REQUEST. Of the lines in the entries below, state how many hold the word "this". Say nothing else.
##### RECORDS SHOWN #####
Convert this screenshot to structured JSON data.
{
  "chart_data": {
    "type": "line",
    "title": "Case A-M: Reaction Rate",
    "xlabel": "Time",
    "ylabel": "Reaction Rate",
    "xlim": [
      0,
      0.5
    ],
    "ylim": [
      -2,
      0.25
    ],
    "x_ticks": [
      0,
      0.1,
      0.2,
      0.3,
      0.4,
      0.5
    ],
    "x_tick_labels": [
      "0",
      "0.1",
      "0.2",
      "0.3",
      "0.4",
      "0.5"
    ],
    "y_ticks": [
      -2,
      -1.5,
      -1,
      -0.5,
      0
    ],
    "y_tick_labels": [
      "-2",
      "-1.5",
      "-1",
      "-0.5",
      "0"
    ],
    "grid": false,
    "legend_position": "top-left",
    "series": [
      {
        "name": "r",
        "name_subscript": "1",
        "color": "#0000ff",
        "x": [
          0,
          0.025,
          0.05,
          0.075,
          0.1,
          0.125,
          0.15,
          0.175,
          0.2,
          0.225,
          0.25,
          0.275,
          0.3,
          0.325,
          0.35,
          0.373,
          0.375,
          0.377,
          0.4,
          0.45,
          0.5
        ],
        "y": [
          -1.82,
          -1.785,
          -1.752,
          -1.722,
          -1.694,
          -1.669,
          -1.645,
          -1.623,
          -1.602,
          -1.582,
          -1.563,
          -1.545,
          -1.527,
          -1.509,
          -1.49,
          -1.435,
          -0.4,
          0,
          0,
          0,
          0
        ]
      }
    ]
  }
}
#####
##### RECORDS SHOWN #####
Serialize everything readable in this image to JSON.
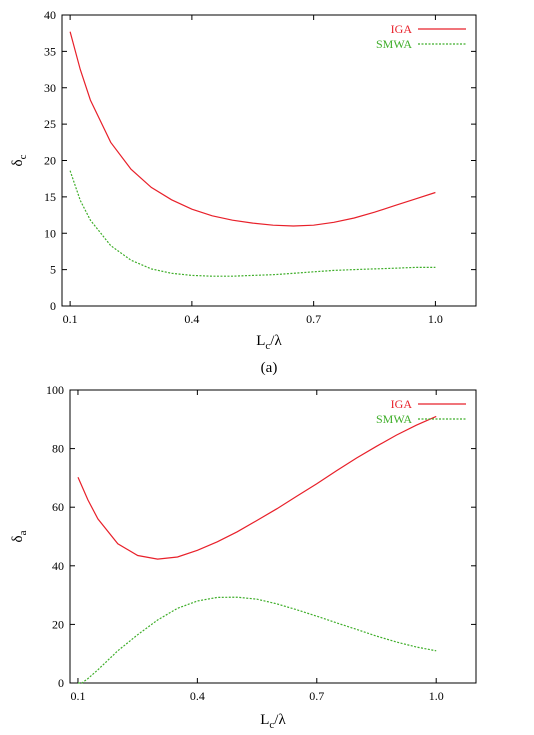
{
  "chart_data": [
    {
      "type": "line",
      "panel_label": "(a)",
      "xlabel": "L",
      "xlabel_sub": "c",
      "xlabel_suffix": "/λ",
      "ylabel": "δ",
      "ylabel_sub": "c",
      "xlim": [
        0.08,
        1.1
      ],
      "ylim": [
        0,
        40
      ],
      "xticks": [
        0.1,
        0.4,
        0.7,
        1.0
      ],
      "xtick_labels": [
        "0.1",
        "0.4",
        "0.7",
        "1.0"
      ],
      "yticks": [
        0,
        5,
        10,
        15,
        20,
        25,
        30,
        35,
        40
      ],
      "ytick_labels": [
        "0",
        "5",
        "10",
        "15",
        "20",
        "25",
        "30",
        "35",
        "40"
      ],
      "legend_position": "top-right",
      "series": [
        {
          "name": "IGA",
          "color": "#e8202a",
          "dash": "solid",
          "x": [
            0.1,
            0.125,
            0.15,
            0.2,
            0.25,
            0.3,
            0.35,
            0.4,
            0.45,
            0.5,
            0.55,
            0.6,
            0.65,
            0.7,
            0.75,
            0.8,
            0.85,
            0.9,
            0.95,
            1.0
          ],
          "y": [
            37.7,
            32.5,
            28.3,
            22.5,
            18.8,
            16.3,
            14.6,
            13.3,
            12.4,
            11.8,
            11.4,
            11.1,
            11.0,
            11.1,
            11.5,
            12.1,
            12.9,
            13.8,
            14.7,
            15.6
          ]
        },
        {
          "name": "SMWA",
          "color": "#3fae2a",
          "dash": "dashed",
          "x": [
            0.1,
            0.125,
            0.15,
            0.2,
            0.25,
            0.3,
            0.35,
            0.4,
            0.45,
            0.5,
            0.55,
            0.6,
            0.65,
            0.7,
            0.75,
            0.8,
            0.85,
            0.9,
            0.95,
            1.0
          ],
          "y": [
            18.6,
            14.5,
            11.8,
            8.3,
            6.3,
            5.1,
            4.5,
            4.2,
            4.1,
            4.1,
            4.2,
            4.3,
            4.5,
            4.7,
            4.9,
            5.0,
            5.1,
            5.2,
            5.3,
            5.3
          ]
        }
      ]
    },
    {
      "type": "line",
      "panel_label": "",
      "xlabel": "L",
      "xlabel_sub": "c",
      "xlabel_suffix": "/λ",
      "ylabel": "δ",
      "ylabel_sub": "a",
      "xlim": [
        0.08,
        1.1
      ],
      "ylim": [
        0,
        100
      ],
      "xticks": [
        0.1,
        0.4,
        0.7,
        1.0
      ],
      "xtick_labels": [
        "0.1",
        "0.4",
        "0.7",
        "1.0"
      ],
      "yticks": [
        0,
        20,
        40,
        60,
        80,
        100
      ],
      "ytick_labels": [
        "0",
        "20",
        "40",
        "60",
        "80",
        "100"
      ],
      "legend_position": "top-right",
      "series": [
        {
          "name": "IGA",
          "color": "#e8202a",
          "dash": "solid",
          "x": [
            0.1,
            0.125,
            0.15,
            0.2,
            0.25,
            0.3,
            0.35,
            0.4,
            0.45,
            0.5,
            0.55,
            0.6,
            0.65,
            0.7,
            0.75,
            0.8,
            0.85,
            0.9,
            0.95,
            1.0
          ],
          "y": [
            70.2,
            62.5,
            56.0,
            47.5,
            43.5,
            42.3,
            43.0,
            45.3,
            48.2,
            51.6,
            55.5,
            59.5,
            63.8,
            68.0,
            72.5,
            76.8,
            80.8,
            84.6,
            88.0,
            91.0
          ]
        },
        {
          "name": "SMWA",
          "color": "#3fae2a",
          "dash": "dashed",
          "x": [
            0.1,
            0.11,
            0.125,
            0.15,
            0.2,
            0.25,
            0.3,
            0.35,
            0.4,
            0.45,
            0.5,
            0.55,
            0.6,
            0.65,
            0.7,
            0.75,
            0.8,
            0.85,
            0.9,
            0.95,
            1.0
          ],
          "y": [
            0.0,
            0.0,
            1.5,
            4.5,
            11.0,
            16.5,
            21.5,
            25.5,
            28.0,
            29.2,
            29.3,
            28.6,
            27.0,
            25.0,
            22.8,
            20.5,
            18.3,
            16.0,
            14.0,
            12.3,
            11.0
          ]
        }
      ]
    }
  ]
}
#####
REPLY TO THE EXERCISE. 2